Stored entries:
═══

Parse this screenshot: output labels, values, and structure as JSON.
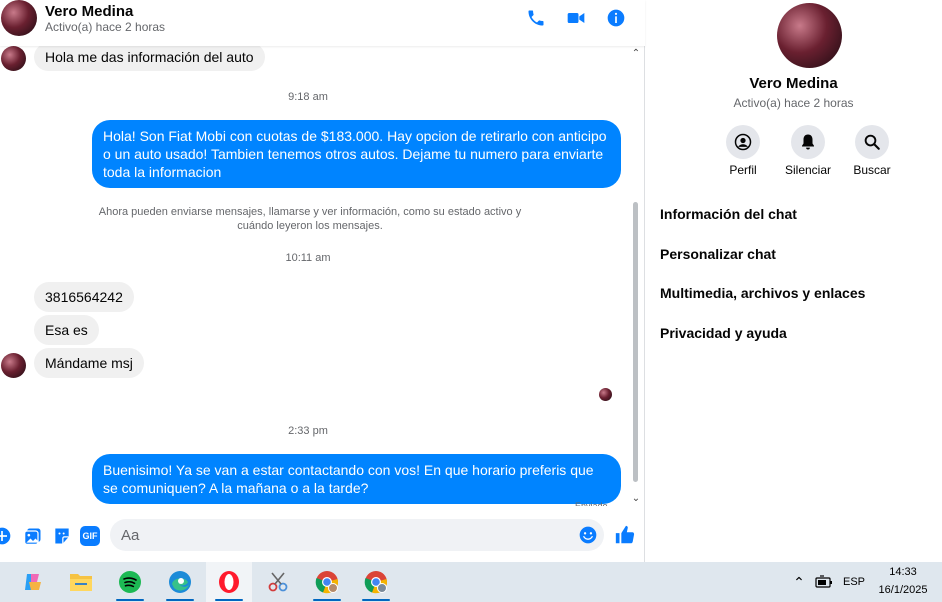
{
  "header": {
    "name": "Vero Medina",
    "status": "Activo(a) hace 2 horas"
  },
  "messages": {
    "first_in": "Hola me das información del auto",
    "ts1": "9:18 am",
    "out1": "Hola! Son Fiat Mobi con cuotas de $183.000. Hay opcion de retirarlo con anticipo o un auto usado! Tambien tenemos otros autos. Dejame tu numero para enviarte toda la informacion",
    "system": "Ahora pueden enviarse mensajes, llamarse y ver información, como su estado activo y cuándo leyeron los mensajes.",
    "ts2": "10:11 am",
    "in_phone": "3816564242",
    "in_esa": "Esa es",
    "in_mandame": "Mándame msj",
    "ts3": "2:33 pm",
    "out2": "Buenisimo! Ya se van a estar contactando con vos! En que horario preferis que se comuniquen? A la mañana o a la tarde?",
    "cut_text": "Enviado"
  },
  "composer": {
    "placeholder": "Aa",
    "gif_label": "GIF"
  },
  "info": {
    "name": "Vero Medina",
    "status": "Activo(a) hace 2 horas",
    "actions": [
      {
        "label": "Perfil",
        "icon": "profile-icon"
      },
      {
        "label": "Silenciar",
        "icon": "bell-icon"
      },
      {
        "label": "Buscar",
        "icon": "search-icon"
      }
    ],
    "items": [
      "Información del chat",
      "Personalizar chat",
      "Multimedia, archivos y enlaces",
      "Privacidad y ayuda"
    ]
  },
  "taskbar": {
    "lang": "ESP",
    "time": "14:33",
    "date": "16/1/2025"
  },
  "colors": {
    "accent": "#0084ff",
    "icon_blue": "#0a7cff"
  }
}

═══

— Given problem —
Restate the records word for word, omitting images.

— Exercise output —
Parse this screenshot: output labels, values, and structure as JSON.
{
  "header": {
    "name": "Vero Medina",
    "status": "Activo(a) hace 2 horas"
  },
  "messages": {
    "first_in": "Hola me das información del auto",
    "ts1": "9:18 am",
    "out1": "Hola! Son Fiat Mobi con cuotas de $183.000. Hay opcion de retirarlo con anticipo o un auto usado! Tambien tenemos otros autos. Dejame tu numero para enviarte toda la informacion",
    "system": "Ahora pueden enviarse mensajes, llamarse y ver información, como su estado activo y cuándo leyeron los mensajes.",
    "ts2": "10:11 am",
    "in_phone": "3816564242",
    "in_esa": "Esa es",
    "in_mandame": "Mándame msj",
    "ts3": "2:33 pm",
    "out2": "Buenisimo! Ya se van a estar contactando con vos! En que horario preferis que se comuniquen? A la mañana o a la tarde?",
    "cut_text": "Enviado"
  },
  "composer": {
    "placeholder": "Aa",
    "gif_label": "GIF"
  },
  "info": {
    "name": "Vero Medina",
    "status": "Activo(a) hace 2 horas",
    "actions": [
      {
        "label": "Perfil",
        "icon": "profile-icon"
      },
      {
        "label": "Silenciar",
        "icon": "bell-icon"
      },
      {
        "label": "Buscar",
        "icon": "search-icon"
      }
    ],
    "items": [
      "Información del chat",
      "Personalizar chat",
      "Multimedia, archivos y enlaces",
      "Privacidad y ayuda"
    ]
  },
  "taskbar": {
    "lang": "ESP",
    "time": "14:33",
    "date": "16/1/2025"
  },
  "colors": {
    "accent": "#0084ff",
    "icon_blue": "#0a7cff"
  }
}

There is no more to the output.